## EXCERPT:
------------------------------------

= GAFIA =

GAFIA (along with derived forms such as gafiate and gafiation) is a term used by science fiction fans. It began as an acronym for "Getting Away From It All", and referred initially to escaping from mundane activities via fanac (fan activity).

However, its meaning was soon reversed, and thereafter it referred to getting away from fandom and fannish doings. This can be either a temporary or a long-term separation. The 1959 Fancyclopedia says:

This useful phrase was originally an escapist slogan, meaning the intent to withdraw from the Macrocosm to indulge in some intense fanac, but has undergone a complete reversal of significance so that now "that flash of sanity known as Gafia" refers to a vacation from fandom back in the world of normalcy, where nobody reads that crazy Buck Rogers stuff. Diagnostic symptoms are sheer boredom while trying to read proz or fanzines, allowing correspondence to pile up unanswered, and wishing that half-finished fanzines could be forgotten for a while.

A term closely related is "Fafia" or "Fafiation", from the acronym for "Forced away from it all." To fafiate is to decrease doing fannish activities, not because one prefers to do so, but rather because one is obliged to do so, usually due to lack of time. "Dafia", or "Drifting away from it all", has been proposed as an intermediate term, but is not in general fannish use.

There are many fanzines using the term as a title: Ted White, Redd Boggs and Carl Brandon published science fiction fanzines titled Gafia, Gafia Advertiser and Gafiac. respectively, and there are many more.

The term is among the fannish expressions used most extensively in the book Fallen Angels, by Larry Niven, Jerry Pournelle and Michael Flynn, whose major protagonists are mostly fans (active, covert, gafiated or fafiated).

------------------------------------

Document understanding data:
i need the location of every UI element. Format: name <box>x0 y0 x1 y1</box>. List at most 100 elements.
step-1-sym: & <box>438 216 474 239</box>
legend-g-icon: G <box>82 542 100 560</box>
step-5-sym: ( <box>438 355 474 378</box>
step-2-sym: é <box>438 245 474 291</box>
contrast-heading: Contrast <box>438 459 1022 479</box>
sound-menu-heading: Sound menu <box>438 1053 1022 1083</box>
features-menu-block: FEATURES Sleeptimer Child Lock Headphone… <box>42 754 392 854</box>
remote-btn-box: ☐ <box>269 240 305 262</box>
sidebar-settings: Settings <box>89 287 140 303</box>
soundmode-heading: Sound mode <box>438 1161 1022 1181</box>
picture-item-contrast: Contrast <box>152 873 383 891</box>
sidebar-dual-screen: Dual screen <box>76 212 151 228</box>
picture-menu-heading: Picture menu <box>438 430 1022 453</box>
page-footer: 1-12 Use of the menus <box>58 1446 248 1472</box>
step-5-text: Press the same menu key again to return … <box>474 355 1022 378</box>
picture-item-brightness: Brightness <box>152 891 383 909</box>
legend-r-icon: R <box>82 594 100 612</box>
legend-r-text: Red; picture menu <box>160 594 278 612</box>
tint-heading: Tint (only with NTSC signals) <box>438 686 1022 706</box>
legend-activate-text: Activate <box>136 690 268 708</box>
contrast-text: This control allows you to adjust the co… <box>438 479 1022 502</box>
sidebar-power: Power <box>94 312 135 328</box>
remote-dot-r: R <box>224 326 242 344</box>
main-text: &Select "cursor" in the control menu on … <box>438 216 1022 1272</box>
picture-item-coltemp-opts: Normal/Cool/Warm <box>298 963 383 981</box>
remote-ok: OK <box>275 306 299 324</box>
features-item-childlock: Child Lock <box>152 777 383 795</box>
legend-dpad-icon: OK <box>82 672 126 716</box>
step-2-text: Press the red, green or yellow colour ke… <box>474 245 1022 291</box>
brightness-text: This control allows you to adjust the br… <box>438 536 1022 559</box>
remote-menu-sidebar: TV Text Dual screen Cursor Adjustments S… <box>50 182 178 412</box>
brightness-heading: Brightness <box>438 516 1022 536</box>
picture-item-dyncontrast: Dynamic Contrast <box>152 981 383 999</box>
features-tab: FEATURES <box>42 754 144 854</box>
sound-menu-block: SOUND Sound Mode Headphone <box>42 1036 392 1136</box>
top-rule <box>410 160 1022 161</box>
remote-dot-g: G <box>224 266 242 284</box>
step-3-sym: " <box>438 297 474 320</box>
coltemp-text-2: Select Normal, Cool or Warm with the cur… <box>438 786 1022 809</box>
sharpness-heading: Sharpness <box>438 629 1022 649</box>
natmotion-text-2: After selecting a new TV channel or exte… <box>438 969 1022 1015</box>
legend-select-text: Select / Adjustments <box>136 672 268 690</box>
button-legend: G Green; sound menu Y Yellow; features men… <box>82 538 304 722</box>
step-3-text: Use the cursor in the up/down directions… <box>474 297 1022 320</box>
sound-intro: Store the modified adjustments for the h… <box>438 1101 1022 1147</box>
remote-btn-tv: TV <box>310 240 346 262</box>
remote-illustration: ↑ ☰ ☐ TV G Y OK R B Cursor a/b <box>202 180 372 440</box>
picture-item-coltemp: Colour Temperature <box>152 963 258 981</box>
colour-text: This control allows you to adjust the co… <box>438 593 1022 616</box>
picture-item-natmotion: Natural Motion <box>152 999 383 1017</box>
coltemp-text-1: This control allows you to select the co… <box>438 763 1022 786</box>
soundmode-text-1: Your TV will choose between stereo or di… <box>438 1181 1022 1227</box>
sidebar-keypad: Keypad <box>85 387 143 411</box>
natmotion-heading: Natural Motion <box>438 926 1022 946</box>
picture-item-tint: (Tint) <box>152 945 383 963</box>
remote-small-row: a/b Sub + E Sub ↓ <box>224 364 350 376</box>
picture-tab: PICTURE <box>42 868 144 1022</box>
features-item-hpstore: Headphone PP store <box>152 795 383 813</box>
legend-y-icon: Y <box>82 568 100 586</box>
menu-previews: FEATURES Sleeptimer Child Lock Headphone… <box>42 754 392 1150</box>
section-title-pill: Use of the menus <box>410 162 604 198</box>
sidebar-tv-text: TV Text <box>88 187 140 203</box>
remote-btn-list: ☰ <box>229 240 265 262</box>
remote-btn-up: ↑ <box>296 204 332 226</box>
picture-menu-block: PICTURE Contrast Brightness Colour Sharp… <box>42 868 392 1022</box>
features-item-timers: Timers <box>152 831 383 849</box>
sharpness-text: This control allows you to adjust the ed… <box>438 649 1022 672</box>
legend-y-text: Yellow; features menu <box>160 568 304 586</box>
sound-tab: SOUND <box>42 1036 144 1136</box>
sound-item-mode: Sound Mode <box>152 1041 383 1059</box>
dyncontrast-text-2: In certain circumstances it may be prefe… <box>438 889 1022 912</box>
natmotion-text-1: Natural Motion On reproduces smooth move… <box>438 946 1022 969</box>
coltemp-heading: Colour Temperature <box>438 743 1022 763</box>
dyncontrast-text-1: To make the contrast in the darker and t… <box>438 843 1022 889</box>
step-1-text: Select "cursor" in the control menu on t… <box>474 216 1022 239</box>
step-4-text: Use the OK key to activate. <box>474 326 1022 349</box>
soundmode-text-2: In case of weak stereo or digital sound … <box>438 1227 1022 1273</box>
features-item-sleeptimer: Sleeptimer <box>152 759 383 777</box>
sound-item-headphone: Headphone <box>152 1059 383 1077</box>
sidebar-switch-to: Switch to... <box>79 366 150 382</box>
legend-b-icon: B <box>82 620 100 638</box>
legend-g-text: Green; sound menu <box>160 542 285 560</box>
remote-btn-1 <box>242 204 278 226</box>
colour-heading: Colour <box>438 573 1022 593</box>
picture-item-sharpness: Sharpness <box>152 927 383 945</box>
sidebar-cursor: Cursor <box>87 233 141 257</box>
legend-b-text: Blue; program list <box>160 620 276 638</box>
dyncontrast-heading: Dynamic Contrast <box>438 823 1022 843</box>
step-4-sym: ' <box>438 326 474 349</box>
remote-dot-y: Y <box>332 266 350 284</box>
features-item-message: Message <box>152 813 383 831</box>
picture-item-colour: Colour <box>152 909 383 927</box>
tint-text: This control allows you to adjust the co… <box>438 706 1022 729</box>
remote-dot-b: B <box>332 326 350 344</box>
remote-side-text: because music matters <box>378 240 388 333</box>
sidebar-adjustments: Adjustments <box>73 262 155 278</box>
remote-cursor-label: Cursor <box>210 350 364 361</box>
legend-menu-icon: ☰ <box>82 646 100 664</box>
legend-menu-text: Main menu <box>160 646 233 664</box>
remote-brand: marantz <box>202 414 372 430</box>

------------------------------------

## TASKS:
**A.** Extract the passage of the gafia text between "The term is" and "gafiated or fafiated).", inclusive.
**B.** According to the gafia text, what phrase does the acronym "Fafia" come from?
**C.** Condense the paragraph of the gafia text that begins "A term closely related" into a short list that keeps its main facts.

## ANSWERS FOR THIS EXERCISE:
**A.**
The term is among the fannish expressions used most extensively in the book Fallen Angels, by Larry Niven, Jerry Pournelle and Michael Flynn, whose major protagonists are mostly fans (active, covert, gafiated or fafiated).

**B.** "Forced away from it all."

**C.**
- "Fafia" or "Fafiation" is a closely related term, from the acronym for "Forced away from it all."
- To fafiate is to decrease fannish activities out of obligation, not preference, usually for lack of time.
- "Dafia" ("Drifting away from it all") has been proposed as an intermediate term but is not in general fannish use.